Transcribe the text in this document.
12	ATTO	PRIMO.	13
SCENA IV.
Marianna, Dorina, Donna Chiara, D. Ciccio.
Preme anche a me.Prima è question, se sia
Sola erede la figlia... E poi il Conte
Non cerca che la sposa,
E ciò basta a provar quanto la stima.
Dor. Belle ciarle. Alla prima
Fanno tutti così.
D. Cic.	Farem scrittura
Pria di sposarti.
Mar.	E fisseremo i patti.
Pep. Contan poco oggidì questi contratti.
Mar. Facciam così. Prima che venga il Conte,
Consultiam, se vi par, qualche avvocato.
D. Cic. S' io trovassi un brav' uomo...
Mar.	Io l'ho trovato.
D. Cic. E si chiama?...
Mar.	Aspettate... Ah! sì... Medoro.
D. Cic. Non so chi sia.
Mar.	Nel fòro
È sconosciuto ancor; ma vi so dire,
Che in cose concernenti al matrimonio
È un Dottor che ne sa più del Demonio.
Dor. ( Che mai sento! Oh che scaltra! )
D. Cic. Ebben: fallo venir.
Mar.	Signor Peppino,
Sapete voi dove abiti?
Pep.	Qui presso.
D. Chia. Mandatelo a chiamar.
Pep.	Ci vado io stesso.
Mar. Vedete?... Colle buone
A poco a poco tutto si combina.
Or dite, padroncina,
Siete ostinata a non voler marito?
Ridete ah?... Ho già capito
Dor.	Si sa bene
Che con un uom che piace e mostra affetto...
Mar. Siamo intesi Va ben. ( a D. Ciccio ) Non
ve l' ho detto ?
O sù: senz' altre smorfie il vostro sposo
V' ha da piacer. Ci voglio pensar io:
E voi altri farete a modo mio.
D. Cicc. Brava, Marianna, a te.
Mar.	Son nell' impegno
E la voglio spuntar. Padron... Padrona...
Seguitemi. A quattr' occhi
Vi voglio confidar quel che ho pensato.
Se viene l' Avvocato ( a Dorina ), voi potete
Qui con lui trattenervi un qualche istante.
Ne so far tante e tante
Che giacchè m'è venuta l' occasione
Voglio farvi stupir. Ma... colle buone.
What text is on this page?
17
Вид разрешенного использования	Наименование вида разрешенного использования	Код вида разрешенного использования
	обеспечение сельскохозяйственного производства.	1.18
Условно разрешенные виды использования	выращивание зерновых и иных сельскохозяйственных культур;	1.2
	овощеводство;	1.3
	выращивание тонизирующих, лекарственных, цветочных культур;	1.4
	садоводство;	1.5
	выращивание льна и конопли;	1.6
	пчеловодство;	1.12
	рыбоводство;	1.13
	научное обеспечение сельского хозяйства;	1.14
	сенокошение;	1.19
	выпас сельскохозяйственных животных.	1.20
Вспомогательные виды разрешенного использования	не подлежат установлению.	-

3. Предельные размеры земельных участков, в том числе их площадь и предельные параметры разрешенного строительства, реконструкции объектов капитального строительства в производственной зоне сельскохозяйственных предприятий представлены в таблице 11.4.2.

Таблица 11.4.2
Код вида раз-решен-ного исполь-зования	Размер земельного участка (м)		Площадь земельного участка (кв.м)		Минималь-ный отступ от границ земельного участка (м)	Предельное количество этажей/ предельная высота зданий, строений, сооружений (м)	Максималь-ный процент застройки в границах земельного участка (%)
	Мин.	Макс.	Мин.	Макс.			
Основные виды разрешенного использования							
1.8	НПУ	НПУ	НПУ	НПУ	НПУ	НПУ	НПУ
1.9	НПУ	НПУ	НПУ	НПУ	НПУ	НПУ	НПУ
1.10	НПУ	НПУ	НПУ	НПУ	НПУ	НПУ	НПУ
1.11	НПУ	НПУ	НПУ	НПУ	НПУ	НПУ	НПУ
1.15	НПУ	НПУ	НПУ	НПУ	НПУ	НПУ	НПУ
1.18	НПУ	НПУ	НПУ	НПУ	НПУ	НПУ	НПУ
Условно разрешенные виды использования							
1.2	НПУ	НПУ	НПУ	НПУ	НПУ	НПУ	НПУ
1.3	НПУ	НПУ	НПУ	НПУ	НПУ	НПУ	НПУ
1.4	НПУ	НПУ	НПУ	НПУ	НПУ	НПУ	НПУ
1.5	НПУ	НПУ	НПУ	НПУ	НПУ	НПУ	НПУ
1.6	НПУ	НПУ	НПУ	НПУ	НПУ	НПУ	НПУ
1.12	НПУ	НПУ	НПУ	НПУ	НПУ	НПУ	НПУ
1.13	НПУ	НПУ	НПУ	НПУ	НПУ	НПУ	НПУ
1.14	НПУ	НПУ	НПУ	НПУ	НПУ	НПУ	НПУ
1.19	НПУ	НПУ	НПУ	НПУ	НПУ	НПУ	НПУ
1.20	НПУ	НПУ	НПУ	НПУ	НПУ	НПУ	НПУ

__________________________________________________

Exactly as written above, please repeat the entries.

• [OUTPUT OF THE EXERCISE]
Transcribe the text in this document.
12	ATTO	PRIMO.	13
SCENA IV.
Marianna, Dorina, Donna Chiara, D. Ciccio.
Preme anche a me.Prima è question, se sia
Sola erede la figlia... E poi il Conte
Non cerca che la sposa,
E ciò basta a provar quanto la stima.
Dor. Belle ciarle. Alla prima
Fanno tutti così.
D. Cic.	Farem scrittura
Pria di sposarti.
Mar.	E fisseremo i patti.
Pep. Contan poco oggidì questi contratti.
Mar. Facciam così. Prima che venga il Conte,
Consultiam, se vi par, qualche avvocato.
D. Cic. S' io trovassi un brav' uomo...
Mar.	Io l'ho trovato.
D. Cic. E si chiama?...
Mar.	Aspettate... Ah! sì... Medoro.
D. Cic. Non so chi sia.
Mar.	Nel fòro
È sconosciuto ancor; ma vi so dire,
Che in cose concernenti al matrimonio
È un Dottor che ne sa più del Demonio.
Dor. ( Che mai sento! Oh che scaltra! )
D. Cic. Ebben: fallo venir.
Mar.	Signor Peppino,
Sapete voi dove abiti?
Pep.	Qui presso.
D. Chia. Mandatelo a chiamar.
Pep.	Ci vado io stesso.
Mar. Vedete?... Colle buone
A poco a poco tutto si combina.
Or dite, padroncina,
Siete ostinata a non voler marito?
Ridete ah?... Ho già capito
Dor.	Si sa bene
Che con un uom che piace e mostra affetto...
Mar. Siamo intesi Va ben. ( a D. Ciccio ) Non
ve l' ho detto ?
O sù: senz' altre smorfie il vostro sposo
V' ha da piacer. Ci voglio pensar io:
E voi altri farete a modo mio.
D. Cicc. Brava, Marianna, a te.
Mar.	Son nell' impegno
E la voglio spuntar. Padron... Padrona...
Seguitemi. A quattr' occhi
Vi voglio confidar quel che ho pensato.
Se viene l' Avvocato ( a Dorina ), voi potete
Qui con lui trattenervi un qualche istante.
Ne so far tante e tante
Che giacchè m'è venuta l' occasione
Voglio farvi stupir. Ma... colle buone.
What text is on this page?
17
Вид разрешенного использования	Наименование вида разрешенного использования	Код вида разрешенного использования
	обеспечение сельскохозяйственного производства.	1.18
Условно разрешенные виды использования	выращивание зерновых и иных сельскохозяйственных культур;	1.2
	овощеводство;	1.3
	выращивание тонизирующих, лекарственных, цветочных культур;	1.4
	садоводство;	1.5
	выращивание льна и конопли;	1.6
	пчеловодство;	1.12
	рыбоводство;	1.13
	научное обеспечение сельского хозяйства;	1.14
	сенокошение;	1.19
	выпас сельскохозяйственных животных.	1.20
Вспомогательные виды разрешенного использования	не подлежат установлению.	-

3. Предельные размеры земельных участков, в том числе их площадь и предельные параметры разрешенного строительства, реконструкции объектов капитального строительства в производственной зоне сельскохозяйственных предприятий представлены в таблице 11.4.2.

Таблица 11.4.2
Код вида раз-решен-ного исполь-зования	Размер земельного участка (м)		Площадь земельного участка (кв.м)		Минималь-ный отступ от границ земельного участка (м)	Предельное количество этажей/ предельная высота зданий, строений, сооружений (м)	Максималь-ный процент застройки в границах земельного участка (%)
	Мин.	Макс.	Мин.	Макс.			
Основные виды разрешенного использования							
1.8	НПУ	НПУ	НПУ	НПУ	НПУ	НПУ	НПУ
1.9	НПУ	НПУ	НПУ	НПУ	НПУ	НПУ	НПУ
1.10	НПУ	НПУ	НПУ	НПУ	НПУ	НПУ	НПУ
1.11	НПУ	НПУ	НПУ	НПУ	НПУ	НПУ	НПУ
1.15	НПУ	НПУ	НПУ	НПУ	НПУ	НПУ	НПУ
1.18	НПУ	НПУ	НПУ	НПУ	НПУ	НПУ	НПУ
Условно разрешенные виды использования							
1.2	НПУ	НПУ	НПУ	НПУ	НПУ	НПУ	НПУ
1.3	НПУ	НПУ	НПУ	НПУ	НПУ	НПУ	НПУ
1.4	НПУ	НПУ	НПУ	НПУ	НПУ	НПУ	НПУ
1.5	НПУ	НПУ	НПУ	НПУ	НПУ	НПУ	НПУ
1.6	НПУ	НПУ	НПУ	НПУ	НПУ	НПУ	НПУ
1.12	НПУ	НПУ	НПУ	НПУ	НПУ	НПУ	НПУ
1.13	НПУ	НПУ	НПУ	НПУ	НПУ	НПУ	НПУ
1.14	НПУ	НПУ	НПУ	НПУ	НПУ	НПУ	НПУ
1.19	НПУ	НПУ	НПУ	НПУ	НПУ	НПУ	НПУ
1.20	НПУ	НПУ	НПУ	НПУ	НПУ	НПУ	НПУ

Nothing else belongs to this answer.